-- begin PASSAGE --

MAKE AN OFFERING YOUR OPPONENT CAN’T REFUSE
Offering is an ability that allows you to
play a card any time you could play an
instant by sacrificing a certain type of
permanent in play and then paying the
difference between the mana cost of the
sacrificed permanent and the cost of the
card with the Offering ability. It is A LOT
easier to understand this ability when you
see an example, and so I’ll use Magic Rules
Manager John Carter’s from his Saturday
School story last week. Patron of Orochi is
a creature that costs 6GG and has the
ability of Offering:Snake.

-- end PASSAGE --

◆ **SHORT TASK A**:
Convert the stretch of the listing from its first line through the line containing "- secchi-bar: [423, 14, 428, 167]" into a Markdown table with the columns Row and Entry, giving each line a row number and omitting blank lines.
◆ **SHORT TASK B**:
Carry on the passage about the Offering ability, starting after its final sentence.

-- begin MATERIAL TO PROCESS --

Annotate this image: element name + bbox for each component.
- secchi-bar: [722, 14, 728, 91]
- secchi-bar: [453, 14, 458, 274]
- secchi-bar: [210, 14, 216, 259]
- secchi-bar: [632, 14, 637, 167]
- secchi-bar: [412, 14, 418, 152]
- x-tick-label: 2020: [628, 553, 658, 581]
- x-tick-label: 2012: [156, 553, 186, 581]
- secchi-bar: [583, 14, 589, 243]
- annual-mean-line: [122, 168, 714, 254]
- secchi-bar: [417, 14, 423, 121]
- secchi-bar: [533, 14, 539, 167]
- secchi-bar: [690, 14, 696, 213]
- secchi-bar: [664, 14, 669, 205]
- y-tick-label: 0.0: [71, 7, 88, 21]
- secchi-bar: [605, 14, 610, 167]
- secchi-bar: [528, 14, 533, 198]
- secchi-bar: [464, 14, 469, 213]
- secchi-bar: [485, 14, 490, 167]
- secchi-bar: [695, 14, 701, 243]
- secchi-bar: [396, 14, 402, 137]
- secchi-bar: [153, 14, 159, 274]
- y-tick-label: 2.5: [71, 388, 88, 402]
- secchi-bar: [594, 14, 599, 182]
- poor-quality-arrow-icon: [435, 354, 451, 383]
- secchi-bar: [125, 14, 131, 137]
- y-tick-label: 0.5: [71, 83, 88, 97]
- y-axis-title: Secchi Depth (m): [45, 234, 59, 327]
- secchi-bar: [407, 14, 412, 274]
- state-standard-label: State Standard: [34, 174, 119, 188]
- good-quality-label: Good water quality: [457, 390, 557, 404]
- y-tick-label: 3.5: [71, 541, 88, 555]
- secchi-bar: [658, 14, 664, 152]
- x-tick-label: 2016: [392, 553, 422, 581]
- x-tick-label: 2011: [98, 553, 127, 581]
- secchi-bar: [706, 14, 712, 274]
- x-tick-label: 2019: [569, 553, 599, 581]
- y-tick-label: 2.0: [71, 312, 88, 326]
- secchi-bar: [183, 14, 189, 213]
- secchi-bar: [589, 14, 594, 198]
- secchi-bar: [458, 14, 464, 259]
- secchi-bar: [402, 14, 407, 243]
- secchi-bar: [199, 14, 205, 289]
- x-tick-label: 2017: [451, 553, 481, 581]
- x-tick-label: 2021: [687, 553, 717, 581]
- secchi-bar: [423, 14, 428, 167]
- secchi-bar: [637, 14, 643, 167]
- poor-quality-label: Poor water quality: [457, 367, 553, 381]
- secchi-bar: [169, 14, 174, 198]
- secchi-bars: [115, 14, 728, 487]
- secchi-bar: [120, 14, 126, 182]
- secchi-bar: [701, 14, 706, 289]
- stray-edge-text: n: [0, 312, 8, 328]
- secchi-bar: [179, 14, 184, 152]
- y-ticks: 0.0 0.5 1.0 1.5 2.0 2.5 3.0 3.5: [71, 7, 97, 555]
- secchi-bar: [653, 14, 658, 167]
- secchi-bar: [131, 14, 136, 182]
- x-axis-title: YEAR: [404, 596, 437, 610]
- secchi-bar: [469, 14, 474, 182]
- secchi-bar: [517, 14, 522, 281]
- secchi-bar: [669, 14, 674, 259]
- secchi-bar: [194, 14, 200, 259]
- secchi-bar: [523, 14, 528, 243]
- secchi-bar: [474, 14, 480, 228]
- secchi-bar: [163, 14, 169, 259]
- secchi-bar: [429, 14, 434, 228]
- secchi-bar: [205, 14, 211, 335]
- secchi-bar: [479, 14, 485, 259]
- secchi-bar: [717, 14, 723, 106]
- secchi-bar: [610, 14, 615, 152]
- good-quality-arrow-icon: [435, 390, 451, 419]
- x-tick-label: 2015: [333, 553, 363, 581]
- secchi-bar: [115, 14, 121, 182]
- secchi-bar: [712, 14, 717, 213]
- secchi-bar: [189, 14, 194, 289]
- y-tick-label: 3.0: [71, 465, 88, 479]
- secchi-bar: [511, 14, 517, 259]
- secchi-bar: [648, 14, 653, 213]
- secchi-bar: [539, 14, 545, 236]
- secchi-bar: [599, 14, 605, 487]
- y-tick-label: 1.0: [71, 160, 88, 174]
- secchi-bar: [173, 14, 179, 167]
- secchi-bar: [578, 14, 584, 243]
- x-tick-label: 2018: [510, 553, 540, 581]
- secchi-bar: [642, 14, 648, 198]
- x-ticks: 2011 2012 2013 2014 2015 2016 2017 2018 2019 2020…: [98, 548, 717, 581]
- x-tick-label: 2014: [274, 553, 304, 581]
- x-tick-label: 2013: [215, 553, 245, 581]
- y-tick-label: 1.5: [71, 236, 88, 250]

-- end MATERIAL TO PROCESS --

◆ **TASK ANSWER A**:
| Row | Entry |
|---|---|
| 1 | Annotate this image: element name + bbox for each component. |
| 2 | - secchi-bar: [722, 14, 728, 91] |
| 3 | - secchi-bar: [453, 14, 458, 274] |
| 4 | - secchi-bar: [210, 14, 216, 259] |
| 5 | - secchi-bar: [632, 14, 637, 167] |
| 6 | - secchi-bar: [412, 14, 418, 152] |
| 7 | - x-tick-label: 2020: [628, 553, 658, 581] |
| 8 | - x-tick-label: 2012: [156, 553, 186, 581] |
| 9 | - secchi-bar: [583, 14, 589, 243] |
| 10 | - annual-mean-line: [122, 168, 714, 254] |
| 11 | - secchi-bar: [417, 14, 423, 121] |
| 12 | - secchi-bar: [533, 14, 539, 167] |
| 13 | - secchi-bar: [690, 14, 696, 213] |
| 14 | - secchi-bar: [664, 14, 669, 205] |
| 15 | - y-tick-label: 0.0: [71, 7, 88, 21] |
| 16 | - secchi-bar: [605, 14, 610, 167] |
| 17 | - secchi-bar: [528, 14, 533, 198] |
| 18 | - secchi-bar: [464, 14, 469, 213] |
| 19 | - secchi-bar: [485, 14, 490, 167] |
| 20 | - secchi-bar: [695, 14, 701, 243] |
| 21 | - secchi-bar: [396, 14, 402, 137] |
| 22 | - secchi-bar: [153, 14, 159, 274] |
| 23 | - y-tick-label: 2.5: [71, 388, 88, 402] |
| 24 | - secchi-bar: [594, 14, 599, 182] |
| 25 | - poor-quality-arrow-icon: [435, 354, 451, 383] |
| 26 | - secchi-bar: [125, 14, 131, 137] |
| 27 | - y-tick-label: 0.5: [71, 83, 88, 97] |
| 28 | - y-axis-title: Secchi Depth (m): [45, 234, 59, 327] |
| 29 | - secchi-bar: [407, 14, 412, 274] |
| 30 | - state-standard-label: State Standard: [34, 174, 119, 188] |
| 31 | - good-quality-label: Good water quality: [457, 390, 557, 404] |
| 32 | - y-tick-label: 3.5: [71, 541, 88, 555] |
| 33 | - secchi-bar: [658, 14, 664, 152] |
| 34 | - x-tick-label: 2016: [392, 553, 422, 581] |
| 35 | - x-tick-label: 2011: [98, 553, 127, 581] |
| 36 | - secchi-bar: [706, 14, 712, 274] |
| 37 | - x-tick-label: 2019: [569, 553, 599, 581] |
| 38 | - y-tick-label: 2.0: [71, 312, 88, 326] |
| 39 | - secchi-bar: [183, 14, 189, 213] |
| 40 | - secchi-bar: [589, 14, 594, 198] |
| 41 | - secchi-bar: [458, 14, 464, 259] |
| 42 | - secchi-bar: [402, 14, 407, 243] |
| 43 | - secchi-bar: [199, 14, 205, 289] |
| 44 | - x-tick-label: 2017: [451, 553, 481, 581] |
| 45 | - x-tick-label: 2021: [687, 553, 717, 581] |
| 46 | - secchi-bar: [423, 14, 428, 167] |

◆ **TASK ANSWER B**:
First of all, you could play the Patron
without using the Offering ability,
essentially “paying retail” for the
creature, tapping 6GG, and playing the
creature when you normally can play a
creature, meaning your main step. If you
activate the Offering ability of the Patron,
you could play the Patron anytime you could
play an instant by sacrificing a single
Snake creature in play that you control and
then paying the difference in mana between
the cost of the Snake you sacrificed and the
cost of the Patron. If you sacrificed a
Snake in play on your side that cost 2GG,
then you would only have to pay an
additional four colorless mana to get the
Patron into play.
If the Snake you sacrificed only cost a
single green mana, then you would have to
pay the remaining 5GG in order to get the
Patron into play.
I DON’T WANT TO PAY A LOT FOR THIS MUFFLER
Betrayers includes a cycle of five Arcane
spells called “Shoals”. These cards allow
players to play them by removing a card from
their hand instead of paying the Shoal’s
mana cost. Each Shoal is an “X” spell. Shoal
spells can be played normally by paying
their mana cost. If a Shoal is played
without paying mana, a card of the
appropriate color is discarded as the cost
of playing the Shoal spell. The “X” in the
spell’s casting cost is replaced by the
converted mana cost of the discarded card.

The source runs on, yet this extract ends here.